Items
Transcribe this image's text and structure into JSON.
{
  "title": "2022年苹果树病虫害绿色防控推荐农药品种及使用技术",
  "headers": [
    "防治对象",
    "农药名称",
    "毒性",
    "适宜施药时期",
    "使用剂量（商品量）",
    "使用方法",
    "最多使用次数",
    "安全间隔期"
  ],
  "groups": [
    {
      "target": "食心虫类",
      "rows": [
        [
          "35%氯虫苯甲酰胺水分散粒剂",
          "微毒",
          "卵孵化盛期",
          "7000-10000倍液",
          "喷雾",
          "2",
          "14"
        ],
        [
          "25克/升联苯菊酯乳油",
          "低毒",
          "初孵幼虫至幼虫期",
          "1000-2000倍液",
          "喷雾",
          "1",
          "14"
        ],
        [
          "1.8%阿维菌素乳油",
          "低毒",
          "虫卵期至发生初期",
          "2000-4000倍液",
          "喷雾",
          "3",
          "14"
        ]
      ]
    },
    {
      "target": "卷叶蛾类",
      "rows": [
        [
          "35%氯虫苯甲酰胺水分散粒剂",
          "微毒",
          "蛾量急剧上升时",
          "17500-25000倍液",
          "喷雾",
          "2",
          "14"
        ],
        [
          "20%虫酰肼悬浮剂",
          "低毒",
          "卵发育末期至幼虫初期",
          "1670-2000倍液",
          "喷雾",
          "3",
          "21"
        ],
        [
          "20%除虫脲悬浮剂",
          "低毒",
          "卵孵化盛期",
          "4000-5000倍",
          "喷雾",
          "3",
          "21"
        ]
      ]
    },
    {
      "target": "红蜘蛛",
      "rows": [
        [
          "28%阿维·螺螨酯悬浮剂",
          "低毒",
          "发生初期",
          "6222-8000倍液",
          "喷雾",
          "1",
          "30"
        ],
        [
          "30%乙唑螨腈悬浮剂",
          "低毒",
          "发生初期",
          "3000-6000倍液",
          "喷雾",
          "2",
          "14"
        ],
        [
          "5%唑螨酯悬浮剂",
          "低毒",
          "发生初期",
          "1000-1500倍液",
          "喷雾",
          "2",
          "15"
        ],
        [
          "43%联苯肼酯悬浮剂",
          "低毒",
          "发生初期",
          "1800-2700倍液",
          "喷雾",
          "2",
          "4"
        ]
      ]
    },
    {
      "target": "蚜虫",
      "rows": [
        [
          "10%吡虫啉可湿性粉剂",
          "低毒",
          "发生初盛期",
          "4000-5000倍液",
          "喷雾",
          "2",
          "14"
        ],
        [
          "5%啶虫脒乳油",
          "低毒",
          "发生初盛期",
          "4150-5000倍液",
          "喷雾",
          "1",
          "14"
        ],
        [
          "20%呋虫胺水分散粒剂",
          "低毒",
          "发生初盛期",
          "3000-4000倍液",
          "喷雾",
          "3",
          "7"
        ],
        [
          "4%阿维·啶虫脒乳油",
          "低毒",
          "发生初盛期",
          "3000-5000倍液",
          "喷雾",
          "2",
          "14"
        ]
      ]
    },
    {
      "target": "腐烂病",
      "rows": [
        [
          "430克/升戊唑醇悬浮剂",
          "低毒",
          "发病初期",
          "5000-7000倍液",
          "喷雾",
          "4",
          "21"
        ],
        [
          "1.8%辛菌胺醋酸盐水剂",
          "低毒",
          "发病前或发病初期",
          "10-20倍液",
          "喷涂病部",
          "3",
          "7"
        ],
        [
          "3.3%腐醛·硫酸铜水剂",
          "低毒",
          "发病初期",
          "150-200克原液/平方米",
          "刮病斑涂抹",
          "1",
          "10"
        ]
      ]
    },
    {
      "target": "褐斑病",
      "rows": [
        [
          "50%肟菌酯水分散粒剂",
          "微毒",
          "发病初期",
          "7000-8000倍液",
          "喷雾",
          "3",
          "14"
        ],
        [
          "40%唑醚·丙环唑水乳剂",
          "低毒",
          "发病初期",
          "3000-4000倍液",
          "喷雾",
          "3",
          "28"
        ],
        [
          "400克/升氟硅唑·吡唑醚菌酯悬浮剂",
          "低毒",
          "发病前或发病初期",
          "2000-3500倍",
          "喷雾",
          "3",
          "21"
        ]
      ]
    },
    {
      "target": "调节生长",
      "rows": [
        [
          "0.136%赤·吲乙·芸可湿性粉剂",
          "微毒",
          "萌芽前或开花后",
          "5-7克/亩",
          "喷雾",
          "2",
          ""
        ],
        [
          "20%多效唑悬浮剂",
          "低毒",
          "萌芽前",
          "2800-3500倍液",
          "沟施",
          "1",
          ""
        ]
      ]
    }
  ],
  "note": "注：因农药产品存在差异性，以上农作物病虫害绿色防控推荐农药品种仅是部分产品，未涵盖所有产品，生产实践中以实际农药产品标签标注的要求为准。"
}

Task goal
Extract, from the listing above, every line where the string "target" occurs.

Solved exercise
      "target": "食心虫类",
      "target": "卷叶蛾类",
      "target": "红蜘蛛",
      "target": "蚜虫",
      "target": "腐烂病",
      "target": "褐斑病",
      "target": "调节生长",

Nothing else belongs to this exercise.